=== Dataset records ===

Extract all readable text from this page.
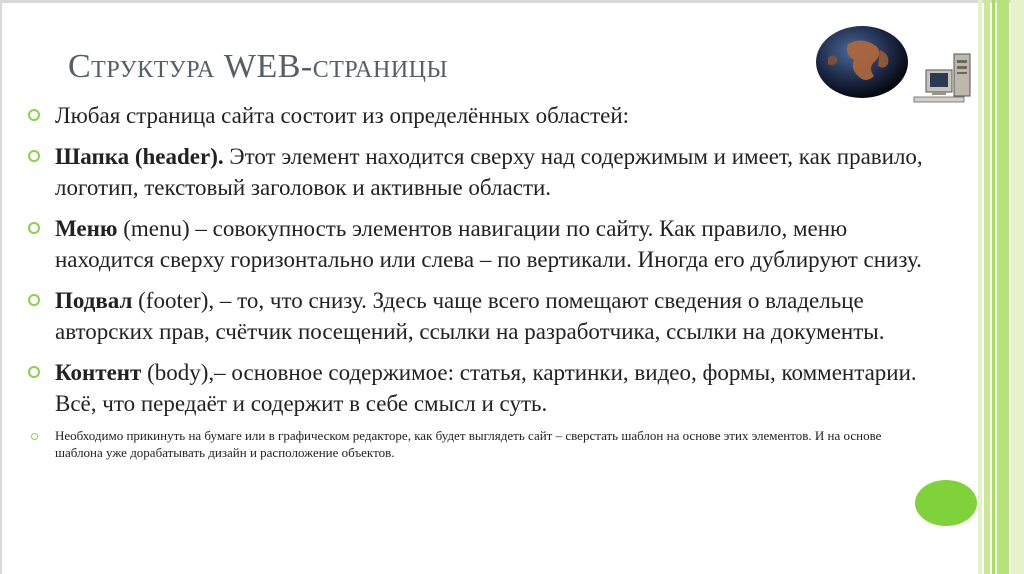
Структура WEB-страницы
Любая страница сайта состоит из определённых областей:
Шапка (header). Этот элемент находится сверху над содержимым и имеет, как правило, логотип, текстовый заголовок и активные области.
Меню (menu) – совокупность элементов навигации по сайту. Как правило, меню находится сверху горизонтально или слева – по вертикали. Иногда его дублируют снизу.
Подвал (footer), – то, что снизу. Здесь чаще всего помещают сведения о владельце авторских прав, счётчик посещений, ссылки на разработчика, ссылки на документы.
Контент (body),– основное содержимое: статья, картинки, видео, формы, комментарии. Всё, что передаёт и содержит в себе смысл и суть.
Необходимо прикинуть на бумаге или в графическом редакторе, как будет выглядеть сайт – сверстать шаблон на основе этих элементов. И на основе шаблона уже дорабатывать дизайн и расположение объектов.
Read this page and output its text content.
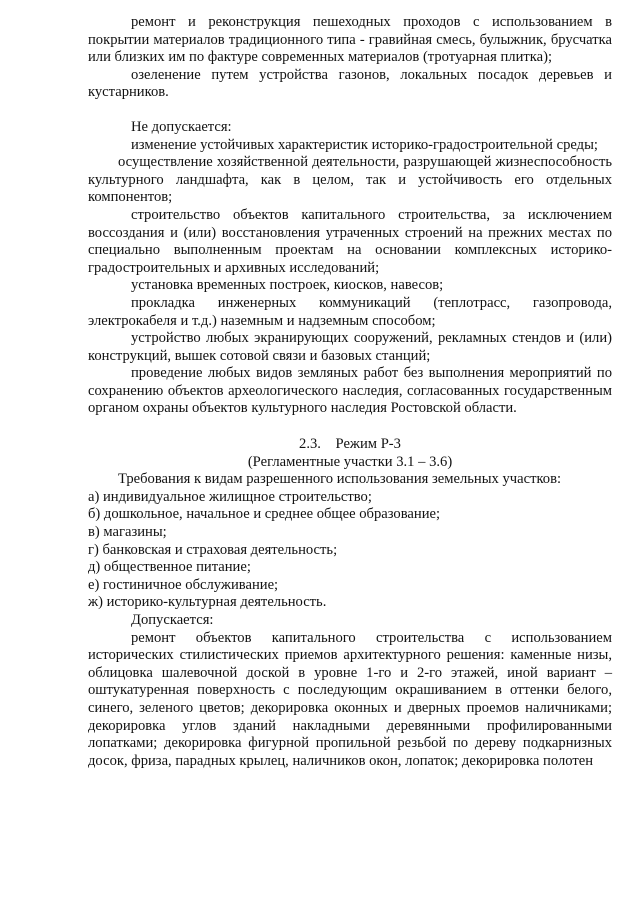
ремонт и реконструкция пешеходных проходов с использованием в покрытии материалов традиционного типа - гравийная смесь, булыжник, брусчатка или близких им по фактуре современных материалов (тротуарная плитка);

озеленение путем устройства газонов, локальных посадок деревьев и кустарников.

Не допускается:

изменение устойчивых характеристик историко-градостроительной среды;

осуществление хозяйственной деятельности, разрушающей жизнеспособность культурного ландшафта, как в целом, так и устойчивость его отдельных компонентов;

строительство объектов капитального строительства, за исключением воссоздания и (или) восстановления утраченных строений на прежних местах по специально выполненным проектам на основании комплексных историко-градостроительных и архивных исследований;

установка временных построек, киосков, навесов;

прокладка инженерных коммуникаций (теплотрасс, газопровода, электрокабеля и т.д.) наземным и надземным способом;

устройство любых экранирующих сооружений, рекламных стендов и (или) конструкций, вышек сотовой связи и базовых станций;

проведение любых видов земляных работ без выполнения мероприятий по сохранению объектов археологического наследия, согласованных государственным органом охраны объектов культурного наследия Ростовской области.

2.3.    Режим Р-3

(Регламентные участки 3.1 – 3.6)

Требования к видам разрешенного использования земельных участков:

а) индивидуальное жилищное строительство;

б) дошкольное, начальное и среднее общее образование;

в) магазины;

г) банковская и страховая деятельность;

д) общественное питание;

е) гостиничное обслуживание;

ж) историко-культурная деятельность.

Допускается:

ремонт объектов капитального строительства с использованием исторических стилистических приемов архитектурного решения: каменные низы, облицовка шалевочной доской в уровне 1-го и 2-го этажей, иной вариант – оштукатуренная поверхность с последующим окрашиванием в оттенки белого, синего, зеленого цветов; декорировка оконных и дверных проемов наличниками; декорировка углов зданий накладными деревянными профилированными лопатками; декорировка фигурной пропильной резьбой по дереву подкарнизных досок, фриза, парадных крылец, наличников окон, лопаток; декорировка полотен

===

What the task requires — Report how many lines in the records hold the word "сверху", giving the number and nothing else.

Full output — 2